● **Stated task**:
Of all the lines in the material below, how many include the string "screenshot"? Give the number only.

● **Data shown**:

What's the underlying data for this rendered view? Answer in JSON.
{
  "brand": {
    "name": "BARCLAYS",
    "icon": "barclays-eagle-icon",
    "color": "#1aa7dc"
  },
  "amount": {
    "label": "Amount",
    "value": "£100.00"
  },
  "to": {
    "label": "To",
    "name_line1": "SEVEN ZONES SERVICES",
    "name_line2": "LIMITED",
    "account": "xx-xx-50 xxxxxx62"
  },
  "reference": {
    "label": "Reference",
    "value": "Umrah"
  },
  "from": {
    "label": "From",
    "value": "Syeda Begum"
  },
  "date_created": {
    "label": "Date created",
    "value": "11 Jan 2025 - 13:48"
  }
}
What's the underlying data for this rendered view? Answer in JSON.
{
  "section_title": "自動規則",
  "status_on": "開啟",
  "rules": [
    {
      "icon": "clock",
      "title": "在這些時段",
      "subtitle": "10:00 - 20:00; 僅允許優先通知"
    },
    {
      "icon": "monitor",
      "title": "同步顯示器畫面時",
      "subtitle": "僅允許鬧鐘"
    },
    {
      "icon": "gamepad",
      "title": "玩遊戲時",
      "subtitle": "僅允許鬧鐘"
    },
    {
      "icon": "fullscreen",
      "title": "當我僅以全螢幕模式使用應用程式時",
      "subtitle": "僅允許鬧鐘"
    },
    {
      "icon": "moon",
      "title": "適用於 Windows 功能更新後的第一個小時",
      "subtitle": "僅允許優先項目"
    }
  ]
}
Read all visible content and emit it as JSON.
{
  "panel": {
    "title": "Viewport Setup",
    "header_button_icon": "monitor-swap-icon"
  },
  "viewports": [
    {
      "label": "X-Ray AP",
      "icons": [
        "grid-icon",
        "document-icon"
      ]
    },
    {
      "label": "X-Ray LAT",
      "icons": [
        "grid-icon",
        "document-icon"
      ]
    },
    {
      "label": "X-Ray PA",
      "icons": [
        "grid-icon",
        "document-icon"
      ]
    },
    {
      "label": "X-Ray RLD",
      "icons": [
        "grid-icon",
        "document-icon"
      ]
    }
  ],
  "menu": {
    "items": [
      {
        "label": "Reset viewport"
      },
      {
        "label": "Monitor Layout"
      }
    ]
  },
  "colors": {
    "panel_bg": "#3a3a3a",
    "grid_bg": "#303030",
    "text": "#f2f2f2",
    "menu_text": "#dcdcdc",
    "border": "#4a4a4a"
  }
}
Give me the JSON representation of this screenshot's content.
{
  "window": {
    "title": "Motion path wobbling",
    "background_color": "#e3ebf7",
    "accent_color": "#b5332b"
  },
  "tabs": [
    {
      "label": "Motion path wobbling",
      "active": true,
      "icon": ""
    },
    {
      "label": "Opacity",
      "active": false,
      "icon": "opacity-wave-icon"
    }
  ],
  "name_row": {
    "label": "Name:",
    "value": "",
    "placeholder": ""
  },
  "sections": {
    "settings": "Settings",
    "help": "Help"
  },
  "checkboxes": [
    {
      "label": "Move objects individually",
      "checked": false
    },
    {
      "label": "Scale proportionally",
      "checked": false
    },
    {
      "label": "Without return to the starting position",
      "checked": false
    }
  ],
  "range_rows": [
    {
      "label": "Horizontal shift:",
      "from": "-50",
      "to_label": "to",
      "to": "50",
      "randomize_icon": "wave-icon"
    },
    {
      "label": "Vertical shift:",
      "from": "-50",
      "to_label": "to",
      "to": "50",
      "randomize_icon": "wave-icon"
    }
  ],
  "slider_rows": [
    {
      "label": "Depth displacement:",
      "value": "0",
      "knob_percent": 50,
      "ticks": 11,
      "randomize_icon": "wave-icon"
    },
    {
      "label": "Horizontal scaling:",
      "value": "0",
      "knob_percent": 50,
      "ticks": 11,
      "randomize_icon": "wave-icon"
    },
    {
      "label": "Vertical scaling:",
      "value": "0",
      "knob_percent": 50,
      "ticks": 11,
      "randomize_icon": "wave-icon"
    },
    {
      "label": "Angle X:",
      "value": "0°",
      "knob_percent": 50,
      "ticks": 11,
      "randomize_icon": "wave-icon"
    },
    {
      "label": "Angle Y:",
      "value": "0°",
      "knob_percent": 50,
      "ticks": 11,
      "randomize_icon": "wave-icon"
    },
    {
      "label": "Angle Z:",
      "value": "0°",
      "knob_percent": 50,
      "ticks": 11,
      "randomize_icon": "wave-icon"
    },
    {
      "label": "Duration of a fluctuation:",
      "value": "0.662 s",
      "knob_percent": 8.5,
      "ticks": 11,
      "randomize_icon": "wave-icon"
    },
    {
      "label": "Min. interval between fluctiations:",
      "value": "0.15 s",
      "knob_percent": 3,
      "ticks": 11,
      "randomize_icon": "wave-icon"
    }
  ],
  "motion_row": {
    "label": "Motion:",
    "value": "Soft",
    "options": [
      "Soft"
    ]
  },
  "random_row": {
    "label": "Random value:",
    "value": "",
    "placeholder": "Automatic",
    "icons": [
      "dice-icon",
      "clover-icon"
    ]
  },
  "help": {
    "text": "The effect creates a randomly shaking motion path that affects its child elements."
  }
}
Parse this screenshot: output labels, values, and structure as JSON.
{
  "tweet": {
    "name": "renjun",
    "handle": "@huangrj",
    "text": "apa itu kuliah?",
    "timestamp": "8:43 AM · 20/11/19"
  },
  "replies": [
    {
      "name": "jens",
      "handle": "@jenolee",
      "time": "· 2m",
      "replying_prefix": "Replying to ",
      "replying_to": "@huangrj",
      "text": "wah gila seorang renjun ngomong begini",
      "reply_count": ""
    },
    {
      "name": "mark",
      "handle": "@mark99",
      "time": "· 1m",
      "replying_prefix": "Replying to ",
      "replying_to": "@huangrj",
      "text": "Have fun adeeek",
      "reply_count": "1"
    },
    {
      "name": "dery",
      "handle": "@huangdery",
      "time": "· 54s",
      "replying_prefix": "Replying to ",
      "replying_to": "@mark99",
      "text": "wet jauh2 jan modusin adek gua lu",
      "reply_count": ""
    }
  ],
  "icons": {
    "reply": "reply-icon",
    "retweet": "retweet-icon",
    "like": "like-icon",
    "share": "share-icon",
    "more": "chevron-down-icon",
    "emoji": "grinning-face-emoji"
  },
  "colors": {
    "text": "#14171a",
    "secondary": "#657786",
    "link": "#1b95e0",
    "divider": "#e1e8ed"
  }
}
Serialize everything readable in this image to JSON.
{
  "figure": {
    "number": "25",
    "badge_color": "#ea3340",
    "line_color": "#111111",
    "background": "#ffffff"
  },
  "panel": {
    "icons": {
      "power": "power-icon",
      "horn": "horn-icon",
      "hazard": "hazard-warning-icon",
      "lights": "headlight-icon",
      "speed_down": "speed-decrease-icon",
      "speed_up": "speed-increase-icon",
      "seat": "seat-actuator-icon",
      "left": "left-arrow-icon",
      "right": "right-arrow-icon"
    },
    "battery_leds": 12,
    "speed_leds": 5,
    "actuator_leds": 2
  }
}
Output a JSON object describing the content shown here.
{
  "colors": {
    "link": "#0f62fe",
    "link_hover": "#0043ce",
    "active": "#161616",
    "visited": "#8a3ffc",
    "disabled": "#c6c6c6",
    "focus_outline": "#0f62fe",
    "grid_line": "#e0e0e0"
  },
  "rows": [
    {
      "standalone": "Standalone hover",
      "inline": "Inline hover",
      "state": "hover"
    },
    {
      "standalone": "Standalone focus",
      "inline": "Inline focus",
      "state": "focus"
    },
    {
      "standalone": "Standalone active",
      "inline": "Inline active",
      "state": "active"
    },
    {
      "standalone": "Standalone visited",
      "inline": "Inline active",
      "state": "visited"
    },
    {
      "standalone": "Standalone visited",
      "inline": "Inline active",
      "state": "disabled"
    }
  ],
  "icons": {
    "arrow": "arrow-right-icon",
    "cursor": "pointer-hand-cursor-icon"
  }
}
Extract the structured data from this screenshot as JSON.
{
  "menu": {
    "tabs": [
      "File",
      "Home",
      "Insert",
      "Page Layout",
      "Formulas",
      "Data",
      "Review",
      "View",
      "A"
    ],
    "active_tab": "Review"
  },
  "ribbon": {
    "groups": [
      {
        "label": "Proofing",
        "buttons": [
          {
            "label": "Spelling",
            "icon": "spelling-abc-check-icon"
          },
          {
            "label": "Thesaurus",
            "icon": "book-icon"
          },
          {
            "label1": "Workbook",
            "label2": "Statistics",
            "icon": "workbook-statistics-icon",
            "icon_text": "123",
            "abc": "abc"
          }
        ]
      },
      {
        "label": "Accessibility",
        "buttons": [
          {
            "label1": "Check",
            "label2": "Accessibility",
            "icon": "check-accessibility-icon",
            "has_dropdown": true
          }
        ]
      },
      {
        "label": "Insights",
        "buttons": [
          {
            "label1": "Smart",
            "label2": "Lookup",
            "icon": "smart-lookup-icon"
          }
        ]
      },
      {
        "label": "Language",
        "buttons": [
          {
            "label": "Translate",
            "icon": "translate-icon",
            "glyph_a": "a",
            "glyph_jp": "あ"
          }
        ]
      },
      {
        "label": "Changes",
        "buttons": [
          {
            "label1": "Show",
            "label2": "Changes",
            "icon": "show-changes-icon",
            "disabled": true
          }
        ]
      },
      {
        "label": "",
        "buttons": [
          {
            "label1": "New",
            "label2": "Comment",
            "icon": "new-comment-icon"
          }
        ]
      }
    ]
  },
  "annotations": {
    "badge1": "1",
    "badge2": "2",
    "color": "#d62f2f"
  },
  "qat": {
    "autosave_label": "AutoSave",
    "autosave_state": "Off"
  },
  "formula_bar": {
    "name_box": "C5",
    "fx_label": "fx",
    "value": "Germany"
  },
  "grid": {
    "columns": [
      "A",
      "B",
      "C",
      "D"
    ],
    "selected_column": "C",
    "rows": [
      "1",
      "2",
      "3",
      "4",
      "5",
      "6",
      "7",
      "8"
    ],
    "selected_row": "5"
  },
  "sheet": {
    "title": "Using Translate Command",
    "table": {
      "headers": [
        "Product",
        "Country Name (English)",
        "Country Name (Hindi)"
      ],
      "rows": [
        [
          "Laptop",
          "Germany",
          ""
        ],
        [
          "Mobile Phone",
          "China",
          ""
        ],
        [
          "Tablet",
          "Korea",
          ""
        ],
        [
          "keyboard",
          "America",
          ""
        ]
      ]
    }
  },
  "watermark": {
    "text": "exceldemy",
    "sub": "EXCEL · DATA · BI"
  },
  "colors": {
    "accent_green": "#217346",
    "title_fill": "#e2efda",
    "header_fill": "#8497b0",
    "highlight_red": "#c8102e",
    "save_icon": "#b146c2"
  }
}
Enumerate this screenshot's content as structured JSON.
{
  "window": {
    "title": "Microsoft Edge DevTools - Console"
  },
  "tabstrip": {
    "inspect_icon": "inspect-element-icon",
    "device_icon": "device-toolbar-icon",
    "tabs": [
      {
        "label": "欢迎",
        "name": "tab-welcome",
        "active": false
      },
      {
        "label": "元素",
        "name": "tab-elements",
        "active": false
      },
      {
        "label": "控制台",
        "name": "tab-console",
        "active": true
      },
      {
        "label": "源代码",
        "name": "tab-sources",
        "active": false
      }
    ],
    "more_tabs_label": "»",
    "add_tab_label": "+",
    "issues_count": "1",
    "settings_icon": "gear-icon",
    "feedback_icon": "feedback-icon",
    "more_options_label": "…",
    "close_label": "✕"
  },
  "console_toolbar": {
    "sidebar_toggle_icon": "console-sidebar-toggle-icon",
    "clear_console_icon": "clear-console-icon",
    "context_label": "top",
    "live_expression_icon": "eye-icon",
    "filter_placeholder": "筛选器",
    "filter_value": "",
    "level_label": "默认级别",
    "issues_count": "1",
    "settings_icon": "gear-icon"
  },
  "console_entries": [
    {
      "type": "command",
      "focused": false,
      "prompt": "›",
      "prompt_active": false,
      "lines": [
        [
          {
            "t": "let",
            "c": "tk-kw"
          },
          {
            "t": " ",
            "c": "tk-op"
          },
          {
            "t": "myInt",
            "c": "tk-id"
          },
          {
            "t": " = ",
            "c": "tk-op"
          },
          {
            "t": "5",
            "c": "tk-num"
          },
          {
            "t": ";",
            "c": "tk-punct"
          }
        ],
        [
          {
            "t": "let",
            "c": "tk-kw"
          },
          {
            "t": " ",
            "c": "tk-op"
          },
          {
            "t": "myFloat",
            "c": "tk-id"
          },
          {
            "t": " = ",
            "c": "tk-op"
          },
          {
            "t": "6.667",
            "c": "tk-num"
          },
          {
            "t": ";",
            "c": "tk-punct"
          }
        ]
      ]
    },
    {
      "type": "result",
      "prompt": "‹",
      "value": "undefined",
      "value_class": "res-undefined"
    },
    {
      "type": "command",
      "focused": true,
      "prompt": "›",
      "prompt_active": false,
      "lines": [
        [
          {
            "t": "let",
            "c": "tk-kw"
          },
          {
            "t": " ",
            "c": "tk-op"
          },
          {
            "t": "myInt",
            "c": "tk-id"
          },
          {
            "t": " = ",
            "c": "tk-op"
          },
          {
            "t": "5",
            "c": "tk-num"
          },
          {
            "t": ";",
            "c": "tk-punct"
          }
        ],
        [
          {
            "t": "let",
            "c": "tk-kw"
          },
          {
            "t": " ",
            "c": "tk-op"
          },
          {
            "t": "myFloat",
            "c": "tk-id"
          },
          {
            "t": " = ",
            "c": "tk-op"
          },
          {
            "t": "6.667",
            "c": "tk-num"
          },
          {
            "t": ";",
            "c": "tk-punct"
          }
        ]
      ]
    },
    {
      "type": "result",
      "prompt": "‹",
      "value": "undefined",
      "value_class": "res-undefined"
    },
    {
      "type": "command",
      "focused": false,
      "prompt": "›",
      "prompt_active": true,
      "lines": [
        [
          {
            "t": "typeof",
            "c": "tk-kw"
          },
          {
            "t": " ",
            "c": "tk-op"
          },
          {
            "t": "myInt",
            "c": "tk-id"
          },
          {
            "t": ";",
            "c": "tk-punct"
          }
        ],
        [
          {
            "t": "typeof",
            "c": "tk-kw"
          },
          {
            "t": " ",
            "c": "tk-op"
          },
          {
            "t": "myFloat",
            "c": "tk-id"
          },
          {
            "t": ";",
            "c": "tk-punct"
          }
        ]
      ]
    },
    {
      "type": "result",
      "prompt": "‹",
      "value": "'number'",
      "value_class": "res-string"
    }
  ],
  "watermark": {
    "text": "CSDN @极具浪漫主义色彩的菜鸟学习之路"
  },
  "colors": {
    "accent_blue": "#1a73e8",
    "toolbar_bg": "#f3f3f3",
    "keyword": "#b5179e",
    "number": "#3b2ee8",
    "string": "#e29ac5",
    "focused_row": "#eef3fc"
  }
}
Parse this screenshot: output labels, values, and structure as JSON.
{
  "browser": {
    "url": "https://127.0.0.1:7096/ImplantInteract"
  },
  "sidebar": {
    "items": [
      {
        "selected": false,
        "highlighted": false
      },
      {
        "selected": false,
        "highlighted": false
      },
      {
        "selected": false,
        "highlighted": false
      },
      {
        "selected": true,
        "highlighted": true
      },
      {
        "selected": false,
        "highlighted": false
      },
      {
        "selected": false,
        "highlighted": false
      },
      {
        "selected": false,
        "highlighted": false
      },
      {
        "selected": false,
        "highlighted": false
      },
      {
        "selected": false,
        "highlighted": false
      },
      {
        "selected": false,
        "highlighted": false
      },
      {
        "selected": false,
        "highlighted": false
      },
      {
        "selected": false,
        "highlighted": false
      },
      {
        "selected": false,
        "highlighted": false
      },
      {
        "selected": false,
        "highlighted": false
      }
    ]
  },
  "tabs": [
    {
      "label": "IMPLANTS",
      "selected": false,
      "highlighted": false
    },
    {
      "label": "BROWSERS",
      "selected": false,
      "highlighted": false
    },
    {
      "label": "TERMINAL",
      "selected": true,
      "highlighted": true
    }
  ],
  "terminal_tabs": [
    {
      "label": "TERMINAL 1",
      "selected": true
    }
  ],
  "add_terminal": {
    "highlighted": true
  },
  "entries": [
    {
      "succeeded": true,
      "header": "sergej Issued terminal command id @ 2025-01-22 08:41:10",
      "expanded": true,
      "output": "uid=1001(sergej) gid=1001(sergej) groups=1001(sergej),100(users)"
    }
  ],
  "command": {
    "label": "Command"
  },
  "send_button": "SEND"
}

● **Correct response**:
5